# Objective:
Please reproduce every record, keeping each one exactly as written.

══ Provided material

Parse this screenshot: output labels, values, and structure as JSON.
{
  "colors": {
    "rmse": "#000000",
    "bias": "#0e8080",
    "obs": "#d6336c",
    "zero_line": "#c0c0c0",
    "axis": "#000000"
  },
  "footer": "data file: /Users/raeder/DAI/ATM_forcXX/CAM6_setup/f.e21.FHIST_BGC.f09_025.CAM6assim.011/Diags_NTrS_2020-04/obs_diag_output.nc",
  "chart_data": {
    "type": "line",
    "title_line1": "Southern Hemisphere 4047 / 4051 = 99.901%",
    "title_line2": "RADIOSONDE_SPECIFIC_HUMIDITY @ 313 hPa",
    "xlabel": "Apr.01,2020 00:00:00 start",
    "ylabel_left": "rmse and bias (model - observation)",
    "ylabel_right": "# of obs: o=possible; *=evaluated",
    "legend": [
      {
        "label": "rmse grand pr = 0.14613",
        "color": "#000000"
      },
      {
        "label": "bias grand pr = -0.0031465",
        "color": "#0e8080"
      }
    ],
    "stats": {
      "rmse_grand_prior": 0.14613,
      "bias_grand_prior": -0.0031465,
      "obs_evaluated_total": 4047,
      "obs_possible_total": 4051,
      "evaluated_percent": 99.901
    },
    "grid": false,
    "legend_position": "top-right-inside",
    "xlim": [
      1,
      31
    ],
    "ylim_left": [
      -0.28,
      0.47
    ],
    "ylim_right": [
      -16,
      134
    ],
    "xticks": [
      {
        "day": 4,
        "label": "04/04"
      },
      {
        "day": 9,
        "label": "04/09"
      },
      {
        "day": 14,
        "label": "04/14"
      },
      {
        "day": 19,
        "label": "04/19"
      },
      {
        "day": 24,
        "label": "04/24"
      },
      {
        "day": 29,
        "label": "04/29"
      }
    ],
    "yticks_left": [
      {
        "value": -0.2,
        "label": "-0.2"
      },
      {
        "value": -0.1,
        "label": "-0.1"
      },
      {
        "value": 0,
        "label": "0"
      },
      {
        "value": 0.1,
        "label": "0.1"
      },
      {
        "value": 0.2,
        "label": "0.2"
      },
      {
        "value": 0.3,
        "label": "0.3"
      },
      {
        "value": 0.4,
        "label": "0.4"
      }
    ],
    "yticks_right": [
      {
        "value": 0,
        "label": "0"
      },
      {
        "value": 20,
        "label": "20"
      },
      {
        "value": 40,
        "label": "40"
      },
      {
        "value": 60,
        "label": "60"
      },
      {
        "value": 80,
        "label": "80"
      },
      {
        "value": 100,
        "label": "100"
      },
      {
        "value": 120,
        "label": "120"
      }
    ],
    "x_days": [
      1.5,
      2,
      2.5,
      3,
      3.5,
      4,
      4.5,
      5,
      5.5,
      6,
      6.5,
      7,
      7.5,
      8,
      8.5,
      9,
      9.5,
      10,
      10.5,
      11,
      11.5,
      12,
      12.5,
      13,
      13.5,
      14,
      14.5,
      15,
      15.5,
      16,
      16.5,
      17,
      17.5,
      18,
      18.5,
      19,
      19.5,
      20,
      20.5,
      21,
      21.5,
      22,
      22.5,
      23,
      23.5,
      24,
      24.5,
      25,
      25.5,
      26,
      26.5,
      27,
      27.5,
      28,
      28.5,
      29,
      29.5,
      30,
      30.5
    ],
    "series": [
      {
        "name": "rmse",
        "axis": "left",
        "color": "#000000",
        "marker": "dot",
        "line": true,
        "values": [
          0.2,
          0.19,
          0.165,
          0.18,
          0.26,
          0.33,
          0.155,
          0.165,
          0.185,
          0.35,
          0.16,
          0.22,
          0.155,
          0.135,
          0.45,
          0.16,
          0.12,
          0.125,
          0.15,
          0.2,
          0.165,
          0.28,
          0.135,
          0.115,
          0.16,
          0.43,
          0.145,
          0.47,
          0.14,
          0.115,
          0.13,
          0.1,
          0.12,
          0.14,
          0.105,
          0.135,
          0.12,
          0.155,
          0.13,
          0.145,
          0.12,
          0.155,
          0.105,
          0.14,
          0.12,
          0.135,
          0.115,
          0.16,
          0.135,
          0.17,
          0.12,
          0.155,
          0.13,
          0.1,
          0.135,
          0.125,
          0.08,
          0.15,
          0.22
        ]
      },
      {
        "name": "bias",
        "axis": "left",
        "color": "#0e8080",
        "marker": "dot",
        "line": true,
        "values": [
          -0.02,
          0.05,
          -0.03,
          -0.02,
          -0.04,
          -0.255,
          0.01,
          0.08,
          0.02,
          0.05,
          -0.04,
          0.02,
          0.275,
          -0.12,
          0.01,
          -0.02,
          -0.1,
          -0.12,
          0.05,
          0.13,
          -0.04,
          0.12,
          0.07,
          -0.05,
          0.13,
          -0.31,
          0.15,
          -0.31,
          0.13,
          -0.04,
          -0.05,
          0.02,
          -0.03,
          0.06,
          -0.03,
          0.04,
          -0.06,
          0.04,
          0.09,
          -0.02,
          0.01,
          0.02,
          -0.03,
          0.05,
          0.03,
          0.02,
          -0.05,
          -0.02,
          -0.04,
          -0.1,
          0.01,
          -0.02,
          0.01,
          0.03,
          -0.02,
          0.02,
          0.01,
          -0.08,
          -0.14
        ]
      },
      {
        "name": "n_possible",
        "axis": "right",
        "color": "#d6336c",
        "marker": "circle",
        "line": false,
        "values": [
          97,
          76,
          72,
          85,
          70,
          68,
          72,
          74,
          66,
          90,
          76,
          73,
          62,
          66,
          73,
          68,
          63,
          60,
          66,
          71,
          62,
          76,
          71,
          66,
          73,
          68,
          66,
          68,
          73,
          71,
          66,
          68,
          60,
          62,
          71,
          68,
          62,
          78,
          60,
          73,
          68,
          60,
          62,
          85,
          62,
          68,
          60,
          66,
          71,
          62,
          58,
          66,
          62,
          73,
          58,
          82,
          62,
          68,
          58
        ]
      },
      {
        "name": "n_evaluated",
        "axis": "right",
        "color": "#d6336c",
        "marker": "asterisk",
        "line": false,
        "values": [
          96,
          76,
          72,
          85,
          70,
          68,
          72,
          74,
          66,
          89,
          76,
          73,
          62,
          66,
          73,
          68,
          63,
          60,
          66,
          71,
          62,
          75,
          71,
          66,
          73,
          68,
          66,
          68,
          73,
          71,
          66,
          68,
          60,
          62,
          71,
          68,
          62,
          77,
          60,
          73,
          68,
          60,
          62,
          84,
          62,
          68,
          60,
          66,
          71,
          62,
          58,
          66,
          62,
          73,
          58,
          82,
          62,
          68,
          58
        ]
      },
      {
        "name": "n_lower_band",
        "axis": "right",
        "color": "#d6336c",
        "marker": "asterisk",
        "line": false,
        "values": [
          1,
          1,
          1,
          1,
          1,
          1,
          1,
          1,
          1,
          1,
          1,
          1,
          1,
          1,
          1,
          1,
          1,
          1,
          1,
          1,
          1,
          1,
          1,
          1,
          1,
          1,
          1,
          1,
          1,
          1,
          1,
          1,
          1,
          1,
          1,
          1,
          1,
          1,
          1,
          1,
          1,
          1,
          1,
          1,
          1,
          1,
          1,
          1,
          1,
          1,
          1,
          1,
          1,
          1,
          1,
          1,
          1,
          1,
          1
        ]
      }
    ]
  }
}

════

# Solved exercise:
Parse this screenshot: output labels, values, and structure as JSON.
{
  "colors": {
    "rmse": "#000000",
    "bias": "#0e8080",
    "obs": "#d6336c",
    "zero_line": "#c0c0c0",
    "axis": "#000000"
  },
  "footer": "data file: /Users/raeder/DAI/ATM_forcXX/CAM6_setup/f.e21.FHIST_BGC.f09_025.CAM6assim.011/Diags_NTrS_2020-04/obs_diag_output.nc",
  "chart_data": {
    "type": "line",
    "title_line1": "Southern Hemisphere 4047 / 4051 = 99.901%",
    "title_line2": "RADIOSONDE_SPECIFIC_HUMIDITY @ 313 hPa",
    "xlabel": "Apr.01,2020 00:00:00 start",
    "ylabel_left": "rmse and bias (model - observation)",
    "ylabel_right": "# of obs: o=possible; *=evaluated",
    "legend": [
      {
        "label": "rmse grand pr = 0.14613",
        "color": "#000000"
      },
      {
        "label": "bias grand pr = -0.0031465",
        "color": "#0e8080"
      }
    ],
    "stats": {
      "rmse_grand_prior": 0.14613,
      "bias_grand_prior": -0.0031465,
      "obs_evaluated_total": 4047,
      "obs_possible_total": 4051,
      "evaluated_percent": 99.901
    },
    "grid": false,
    "legend_position": "top-right-inside",
    "xlim": [
      1,
      31
    ],
    "ylim_left": [
      -0.28,
      0.47
    ],
    "ylim_right": [
      -16,
      134
    ],
    "xticks": [
      {
        "day": 4,
        "label": "04/04"
      },
      {
        "day": 9,
        "label": "04/09"
      },
      {
        "day": 14,
        "label": "04/14"
      },
      {
        "day": 19,
        "label": "04/19"
      },
      {
        "day": 24,
        "label": "04/24"
      },
      {
        "day": 29,
        "label": "04/29"
      }
    ],
    "yticks_left": [
      {
        "value": -0.2,
        "label": "-0.2"
      },
      {
        "value": -0.1,
        "label": "-0.1"
      },
      {
        "value": 0,
        "label": "0"
      },
      {
        "value": 0.1,
        "label": "0.1"
      },
      {
        "value": 0.2,
        "label": "0.2"
      },
      {
        "value": 0.3,
        "label": "0.3"
      },
      {
        "value": 0.4,
        "label": "0.4"
      }
    ],
    "yticks_right": [
      {
        "value": 0,
        "label": "0"
      },
      {
        "value": 20,
        "label": "20"
      },
      {
        "value": 40,
        "label": "40"
      },
      {
        "value": 60,
        "label": "60"
      },
      {
        "value": 80,
        "label": "80"
      },
      {
        "value": 100,
        "label": "100"
      },
      {
        "value": 120,
        "label": "120"
      }
    ],
    "x_days": [
      1.5,
      2,
      2.5,
      3,
      3.5,
      4,
      4.5,
      5,
      5.5,
      6,
      6.5,
      7,
      7.5,
      8,
      8.5,
      9,
      9.5,
      10,
      10.5,
      11,
      11.5,
      12,
      12.5,
      13,
      13.5,
      14,
      14.5,
      15,
      15.5,
      16,
      16.5,
      17,
      17.5,
      18,
      18.5,
      19,
      19.5,
      20,
      20.5,
      21,
      21.5,
      22,
      22.5,
      23,
      23.5,
      24,
      24.5,
      25,
      25.5,
      26,
      26.5,
      27,
      27.5,
      28,
      28.5,
      29,
      29.5,
      30,
      30.5
    ],
    "series": [
      {
        "name": "rmse",
        "axis": "left",
        "color": "#000000",
        "marker": "dot",
        "line": true,
        "values": [
          0.2,
          0.19,
          0.165,
          0.18,
          0.26,
          0.33,
          0.155,
          0.165,
          0.185,
          0.35,
          0.16,
          0.22,
          0.155,
          0.135,
          0.45,
          0.16,
          0.12,
          0.125,
          0.15,
          0.2,
          0.165,
          0.28,
          0.135,
          0.115,
          0.16,
          0.43,
          0.145,
          0.47,
          0.14,
          0.115,
          0.13,
          0.1,
          0.12,
          0.14,
          0.105,
          0.135,
          0.12,
          0.155,
          0.13,
          0.145,
          0.12,
          0.155,
          0.105,
          0.14,
          0.12,
          0.135,
          0.115,
          0.16,
          0.135,
          0.17,
          0.12,
          0.155,
          0.13,
          0.1,
          0.135,
          0.125,
          0.08,
          0.15,
          0.22
        ]
      },
      {
        "name": "bias",
        "axis": "left",
        "color": "#0e8080",
        "marker": "dot",
        "line": true,
        "values": [
          -0.02,
          0.05,
          -0.03,
          -0.02,
          -0.04,
          -0.255,
          0.01,
          0.08,
          0.02,
          0.05,
          -0.04,
          0.02,
          0.275,
          -0.12,
          0.01,
          -0.02,
          -0.1,
          -0.12,
          0.05,
          0.13,
          -0.04,
          0.12,
          0.07,
          -0.05,
          0.13,
          -0.31,
          0.15,
          -0.31,
          0.13,
          -0.04,
          -0.05,
          0.02,
          -0.03,
          0.06,
          -0.03,
          0.04,
          -0.06,
          0.04,
          0.09,
          -0.02,
          0.01,
          0.02,
          -0.03,
          0.05,
          0.03,
          0.02,
          -0.05,
          -0.02,
          -0.04,
          -0.1,
          0.01,
          -0.02,
          0.01,
          0.03,
          -0.02,
          0.02,
          0.01,
          -0.08,
          -0.14
        ]
      },
      {
        "name": "n_possible",
        "axis": "right",
        "color": "#d6336c",
        "marker": "circle",
        "line": false,
        "values": [
          97,
          76,
          72,
          85,
          70,
          68,
          72,
          74,
          66,
          90,
          76,
          73,
          62,
          66,
          73,
          68,
          63,
          60,
          66,
          71,
          62,
          76,
          71,
          66,
          73,
          68,
          66,
          68,
          73,
          71,
          66,
          68,
          60,
          62,
          71,
          68,
          62,
          78,
          60,
          73,
          68,
          60,
          62,
          85,
          62,
          68,
          60,
          66,
          71,
          62,
          58,
          66,
          62,
          73,
          58,
          82,
          62,
          68,
          58
        ]
      },
      {
        "name": "n_evaluated",
        "axis": "right",
        "color": "#d6336c",
        "marker": "asterisk",
        "line": false,
        "values": [
          96,
          76,
          72,
          85,
          70,
          68,
          72,
          74,
          66,
          89,
          76,
          73,
          62,
          66,
          73,
          68,
          63,
          60,
          66,
          71,
          62,
          75,
          71,
          66,
          73,
          68,
          66,
          68,
          73,
          71,
          66,
          68,
          60,
          62,
          71,
          68,
          62,
          77,
          60,
          73,
          68,
          60,
          62,
          84,
          62,
          68,
          60,
          66,
          71,
          62,
          58,
          66,
          62,
          73,
          58,
          82,
          62,
          68,
          58
        ]
      },
      {
        "name": "n_lower_band",
        "axis": "right",
        "color": "#d6336c",
        "marker": "asterisk",
        "line": false,
        "values": [
          1,
          1,
          1,
          1,
          1,
          1,
          1,
          1,
          1,
          1,
          1,
          1,
          1,
          1,
          1,
          1,
          1,
          1,
          1,
          1,
          1,
          1,
          1,
          1,
          1,
          1,
          1,
          1,
          1,
          1,
          1,
          1,
          1,
          1,
          1,
          1,
          1,
          1,
          1,
          1,
          1,
          1,
          1,
          1,
          1,
          1,
          1,
          1,
          1,
          1,
          1,
          1,
          1,
          1,
          1,
          1,
          1,
          1,
          1
        ]
      }
    ]
  }
}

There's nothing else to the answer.